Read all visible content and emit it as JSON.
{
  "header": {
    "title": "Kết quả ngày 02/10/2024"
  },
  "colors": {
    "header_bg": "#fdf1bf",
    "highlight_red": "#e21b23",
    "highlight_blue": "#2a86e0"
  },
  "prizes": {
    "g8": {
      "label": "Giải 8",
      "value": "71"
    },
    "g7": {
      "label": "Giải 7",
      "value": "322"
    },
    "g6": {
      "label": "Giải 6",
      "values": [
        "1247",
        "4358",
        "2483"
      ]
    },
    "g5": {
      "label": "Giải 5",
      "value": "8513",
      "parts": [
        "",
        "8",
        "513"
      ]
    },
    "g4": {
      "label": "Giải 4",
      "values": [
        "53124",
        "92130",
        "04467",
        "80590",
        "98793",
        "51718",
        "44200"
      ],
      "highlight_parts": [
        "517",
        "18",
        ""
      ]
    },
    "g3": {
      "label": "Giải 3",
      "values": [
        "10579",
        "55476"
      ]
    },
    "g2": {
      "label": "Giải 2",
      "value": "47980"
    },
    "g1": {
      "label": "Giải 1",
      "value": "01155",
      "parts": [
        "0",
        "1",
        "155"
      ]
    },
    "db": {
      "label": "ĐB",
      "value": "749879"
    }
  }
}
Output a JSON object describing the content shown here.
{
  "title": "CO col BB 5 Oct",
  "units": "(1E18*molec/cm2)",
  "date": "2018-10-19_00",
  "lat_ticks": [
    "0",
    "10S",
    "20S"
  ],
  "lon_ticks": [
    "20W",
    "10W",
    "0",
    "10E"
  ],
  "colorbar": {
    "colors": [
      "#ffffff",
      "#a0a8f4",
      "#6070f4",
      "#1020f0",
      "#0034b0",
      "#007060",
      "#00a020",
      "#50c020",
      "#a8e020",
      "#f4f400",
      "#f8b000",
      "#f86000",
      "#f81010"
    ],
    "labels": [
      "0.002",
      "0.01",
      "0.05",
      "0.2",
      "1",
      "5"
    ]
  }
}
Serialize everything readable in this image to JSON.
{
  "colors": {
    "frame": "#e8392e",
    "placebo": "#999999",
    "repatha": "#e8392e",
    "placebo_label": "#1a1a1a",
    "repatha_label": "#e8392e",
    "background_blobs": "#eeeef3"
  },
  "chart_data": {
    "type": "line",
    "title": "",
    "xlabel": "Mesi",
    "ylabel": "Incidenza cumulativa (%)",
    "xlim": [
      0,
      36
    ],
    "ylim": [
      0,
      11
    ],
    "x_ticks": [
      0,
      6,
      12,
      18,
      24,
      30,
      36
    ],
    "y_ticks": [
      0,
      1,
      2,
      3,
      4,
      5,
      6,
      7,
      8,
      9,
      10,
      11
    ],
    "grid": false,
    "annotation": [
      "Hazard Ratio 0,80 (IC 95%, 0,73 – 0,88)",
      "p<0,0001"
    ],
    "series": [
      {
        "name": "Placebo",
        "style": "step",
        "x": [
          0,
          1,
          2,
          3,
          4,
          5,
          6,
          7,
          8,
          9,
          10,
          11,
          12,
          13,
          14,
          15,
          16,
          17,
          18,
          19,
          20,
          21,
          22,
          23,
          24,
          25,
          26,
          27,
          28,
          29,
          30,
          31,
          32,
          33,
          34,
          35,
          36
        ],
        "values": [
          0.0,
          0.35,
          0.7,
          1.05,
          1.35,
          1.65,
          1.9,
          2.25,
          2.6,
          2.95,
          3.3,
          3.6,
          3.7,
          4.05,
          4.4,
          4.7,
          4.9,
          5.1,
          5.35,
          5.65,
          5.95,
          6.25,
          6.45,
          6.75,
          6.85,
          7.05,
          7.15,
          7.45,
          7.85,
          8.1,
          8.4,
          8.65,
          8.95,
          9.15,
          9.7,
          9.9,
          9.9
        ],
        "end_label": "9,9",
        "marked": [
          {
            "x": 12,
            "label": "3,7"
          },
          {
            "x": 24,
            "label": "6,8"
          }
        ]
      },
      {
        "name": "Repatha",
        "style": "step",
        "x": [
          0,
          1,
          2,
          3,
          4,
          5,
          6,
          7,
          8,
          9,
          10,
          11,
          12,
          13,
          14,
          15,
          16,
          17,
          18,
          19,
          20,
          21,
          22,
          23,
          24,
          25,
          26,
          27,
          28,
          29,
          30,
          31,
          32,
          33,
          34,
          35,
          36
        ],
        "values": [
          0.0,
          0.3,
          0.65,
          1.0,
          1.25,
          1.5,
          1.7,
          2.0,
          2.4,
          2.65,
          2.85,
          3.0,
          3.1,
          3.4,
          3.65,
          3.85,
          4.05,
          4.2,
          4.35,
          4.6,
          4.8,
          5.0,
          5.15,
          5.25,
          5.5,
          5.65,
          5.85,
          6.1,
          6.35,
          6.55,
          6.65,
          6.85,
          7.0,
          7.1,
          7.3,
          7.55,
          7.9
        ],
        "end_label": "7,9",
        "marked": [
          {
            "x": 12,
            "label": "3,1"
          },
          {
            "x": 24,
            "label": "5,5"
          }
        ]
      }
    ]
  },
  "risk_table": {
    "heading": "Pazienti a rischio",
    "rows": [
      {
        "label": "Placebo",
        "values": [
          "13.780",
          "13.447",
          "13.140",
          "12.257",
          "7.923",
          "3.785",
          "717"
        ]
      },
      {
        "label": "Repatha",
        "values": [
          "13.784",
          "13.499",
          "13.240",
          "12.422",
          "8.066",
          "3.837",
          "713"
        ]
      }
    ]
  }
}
##########
### Directions for this task
Look through the records and gather each line with the word "content".

### Correct answer
Read all visible content and emit it as JSON.
Output a JSON object describing the content shown here.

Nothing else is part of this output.